> _Given problem_
Extract all of the entries and give them again, word for word.

> _Items_
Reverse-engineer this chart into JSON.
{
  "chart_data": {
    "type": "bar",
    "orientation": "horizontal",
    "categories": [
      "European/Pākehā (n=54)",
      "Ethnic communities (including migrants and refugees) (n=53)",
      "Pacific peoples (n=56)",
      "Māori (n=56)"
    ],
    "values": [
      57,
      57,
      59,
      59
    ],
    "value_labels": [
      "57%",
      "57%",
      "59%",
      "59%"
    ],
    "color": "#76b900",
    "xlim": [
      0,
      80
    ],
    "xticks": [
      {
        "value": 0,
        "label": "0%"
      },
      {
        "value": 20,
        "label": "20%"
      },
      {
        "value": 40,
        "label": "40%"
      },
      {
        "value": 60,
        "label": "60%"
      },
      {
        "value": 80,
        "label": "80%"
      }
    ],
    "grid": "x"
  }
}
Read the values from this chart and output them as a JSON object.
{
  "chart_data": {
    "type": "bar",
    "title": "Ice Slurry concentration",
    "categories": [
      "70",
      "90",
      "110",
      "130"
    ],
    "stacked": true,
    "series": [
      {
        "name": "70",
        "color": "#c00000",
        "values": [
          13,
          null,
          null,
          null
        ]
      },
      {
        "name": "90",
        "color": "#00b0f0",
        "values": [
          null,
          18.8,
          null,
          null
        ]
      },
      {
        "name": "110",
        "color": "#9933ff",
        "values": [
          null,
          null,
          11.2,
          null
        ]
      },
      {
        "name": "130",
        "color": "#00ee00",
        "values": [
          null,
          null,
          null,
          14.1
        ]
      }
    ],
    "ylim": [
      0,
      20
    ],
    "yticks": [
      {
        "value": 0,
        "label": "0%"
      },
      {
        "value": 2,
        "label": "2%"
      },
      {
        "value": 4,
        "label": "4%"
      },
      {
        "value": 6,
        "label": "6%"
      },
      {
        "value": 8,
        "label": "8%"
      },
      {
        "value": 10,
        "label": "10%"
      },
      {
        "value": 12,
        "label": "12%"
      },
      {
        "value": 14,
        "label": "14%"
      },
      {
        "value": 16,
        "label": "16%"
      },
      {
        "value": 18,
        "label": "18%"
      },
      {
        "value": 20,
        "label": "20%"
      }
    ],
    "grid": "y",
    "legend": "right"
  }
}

> _Finished exercise_
Reverse-engineer this chart into JSON.
{
  "chart_data": {
    "type": "bar",
    "orientation": "horizontal",
    "categories": [
      "European/Pākehā (n=54)",
      "Ethnic communities (including migrants and refugees) (n=53)",
      "Pacific peoples (n=56)",
      "Māori (n=56)"
    ],
    "values": [
      57,
      57,
      59,
      59
    ],
    "value_labels": [
      "57%",
      "57%",
      "59%",
      "59%"
    ],
    "color": "#76b900",
    "xlim": [
      0,
      80
    ],
    "xticks": [
      {
        "value": 0,
        "label": "0%"
      },
      {
        "value": 20,
        "label": "20%"
      },
      {
        "value": 40,
        "label": "40%"
      },
      {
        "value": 60,
        "label": "60%"
      },
      {
        "value": 80,
        "label": "80%"
      }
    ],
    "grid": "x"
  }
}
Read the values from this chart and output them as a JSON object.
{
  "chart_data": {
    "type": "bar",
    "title": "Ice Slurry concentration",
    "categories": [
      "70",
      "90",
      "110",
      "130"
    ],
    "stacked": true,
    "series": [
      {
        "name": "70",
        "color": "#c00000",
        "values": [
          13,
          null,
          null,
          null
        ]
      },
      {
        "name": "90",
        "color": "#00b0f0",
        "values": [
          null,
          18.8,
          null,
          null
        ]
      },
      {
        "name": "110",
        "color": "#9933ff",
        "values": [
          null,
          null,
          11.2,
          null
        ]
      },
      {
        "name": "130",
        "color": "#00ee00",
        "values": [
          null,
          null,
          null,
          14.1
        ]
      }
    ],
    "ylim": [
      0,
      20
    ],
    "yticks": [
      {
        "value": 0,
        "label": "0%"
      },
      {
        "value": 2,
        "label": "2%"
      },
      {
        "value": 4,
        "label": "4%"
      },
      {
        "value": 6,
        "label": "6%"
      },
      {
        "value": 8,
        "label": "8%"
      },
      {
        "value": 10,
        "label": "10%"
      },
      {
        "value": 12,
        "label": "12%"
      },
      {
        "value": 14,
        "label": "14%"
      },
      {
        "value": 16,
        "label": "16%"
      },
      {
        "value": 18,
        "label": "18%"
      },
      {
        "value": 20,
        "label": "20%"
      }
    ],
    "grid": "y",
    "legend": "right"
  }
}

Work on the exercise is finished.